═══ Data to use ═══
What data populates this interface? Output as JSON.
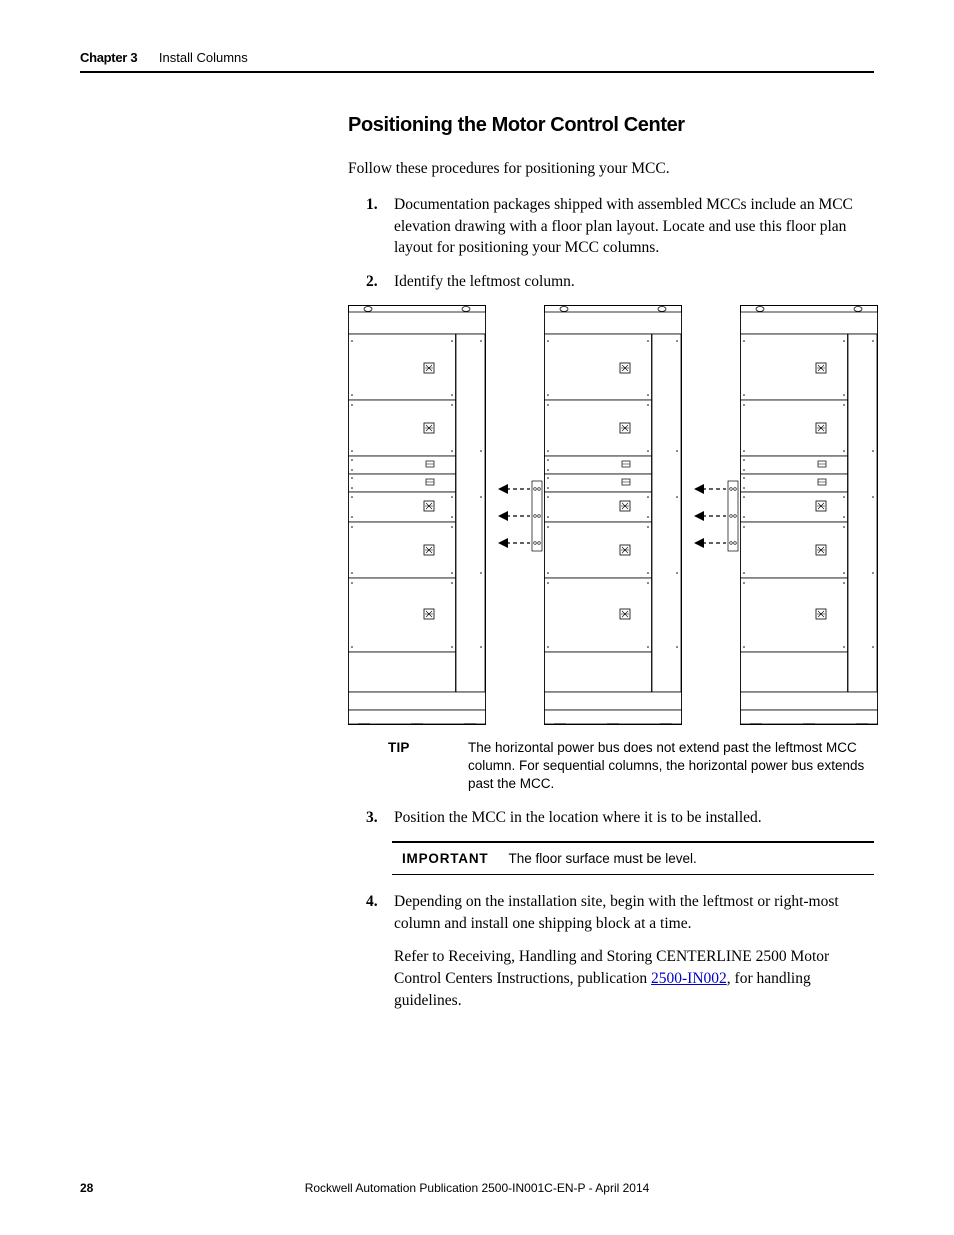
{
  "header": {
    "chapter_label": "Chapter 3",
    "chapter_title": "Install Columns"
  },
  "heading": "Positioning the Motor Control Center",
  "intro": "Follow these procedures for positioning your MCC.",
  "steps": {
    "s1": {
      "num": "1.",
      "text": "Documentation packages shipped with assembled MCCs include an MCC elevation drawing with a floor plan layout. Locate and use this floor plan layout for positioning your MCC columns."
    },
    "s2": {
      "num": "2.",
      "text": "Identify the leftmost column."
    },
    "s3": {
      "num": "3.",
      "text": "Position the MCC in the location where it is to be installed."
    },
    "s4": {
      "num": "4.",
      "text": "Depending on the installation site, begin with the leftmost or right-most column and install one shipping block at a time."
    }
  },
  "tip": {
    "label": "TIP",
    "text": "The horizontal power bus does not extend past the leftmost MCC column. For sequential columns, the horizontal power bus extends past the MCC."
  },
  "important": {
    "label": "IMPORTANT",
    "text": "The floor surface must be level."
  },
  "ref_para_before": "Refer to Receiving, Handling and Storing CENTERLINE 2500 Motor Control Centers Instructions, publication ",
  "ref_link_text": "2500-IN002",
  "ref_para_after": ", for handling guidelines.",
  "footer": {
    "page": "28",
    "pub": "Rockwell Automation Publication 2500-IN001C-EN-P - April 2014"
  }
}
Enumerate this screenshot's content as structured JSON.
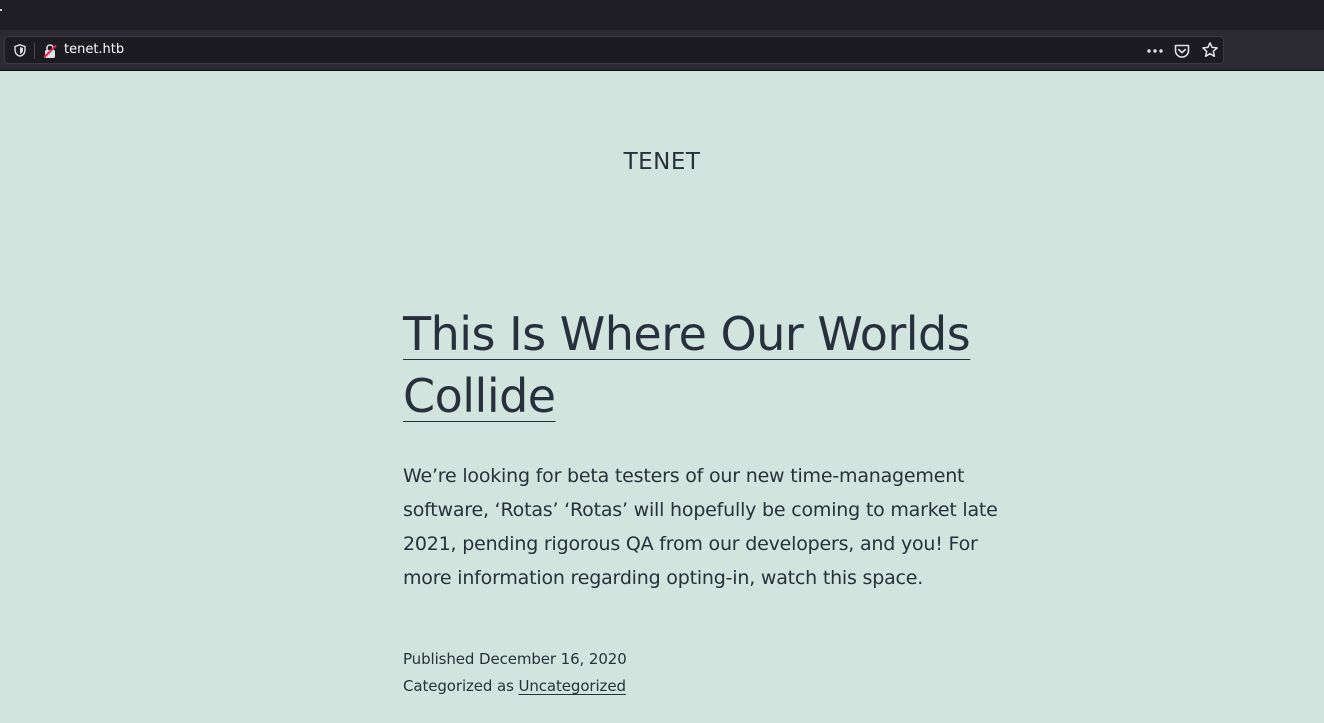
{
  "browser": {
    "url": "tenet.htb",
    "more_icon": "more-horizontal-icon",
    "pocket_icon": "pocket-icon",
    "bookmark_icon": "star-icon",
    "tracking_icon": "shield-icon",
    "security_icon": "insecure-lock-icon"
  },
  "site": {
    "title": "TENET"
  },
  "post": {
    "title": "This Is Where Our Worlds Collide",
    "body": "We’re looking for beta testers of our new time-management software, ‘Rotas’ ‘Rotas’ will hopefully be coming to market late 2021, pending rigorous QA from our developers, and you! For more information regarding opting-in, watch this space.",
    "published_label": "Published",
    "published_date": "December 16, 2020",
    "category_label": "Categorized as",
    "category": "Uncategorized"
  },
  "colors": {
    "page_background": "#d1e4dd",
    "text": "#28303d",
    "toolbar": "#2b2a33"
  }
}
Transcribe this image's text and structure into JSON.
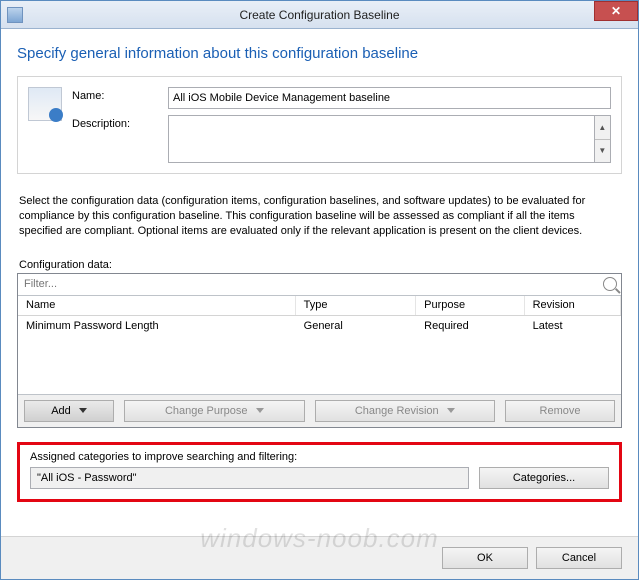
{
  "window": {
    "title": "Create Configuration Baseline"
  },
  "page": {
    "heading": "Specify general information about this configuration baseline"
  },
  "general": {
    "name_label": "Name:",
    "name_value": "All iOS Mobile Device Management baseline",
    "description_label": "Description:",
    "description_value": ""
  },
  "instruction": "Select the configuration data (configuration items, configuration baselines, and software updates) to be evaluated for compliance by this configuration baseline. This configuration baseline will be assessed as compliant if all the items specified are compliant. Optional items are evaluated only if the relevant application is present on  the client devices.",
  "config_data": {
    "label": "Configuration data:",
    "filter_placeholder": "Filter...",
    "columns": {
      "name": "Name",
      "type": "Type",
      "purpose": "Purpose",
      "revision": "Revision"
    },
    "rows": [
      {
        "name": "Minimum Password Length",
        "type": "General",
        "purpose": "Required",
        "revision": "Latest"
      }
    ],
    "buttons": {
      "add": "Add",
      "change_purpose": "Change Purpose",
      "change_revision": "Change Revision",
      "remove": "Remove"
    }
  },
  "categories": {
    "label": "Assigned categories to improve searching and filtering:",
    "value": "\"All iOS - Password\"",
    "button": "Categories..."
  },
  "footer": {
    "ok": "OK",
    "cancel": "Cancel"
  },
  "watermark": "windows-noob.com"
}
═══
The answer is the number of lines in the preceding material that hold "JSON"; write that number and nothing else.

◆ **Reply**: 3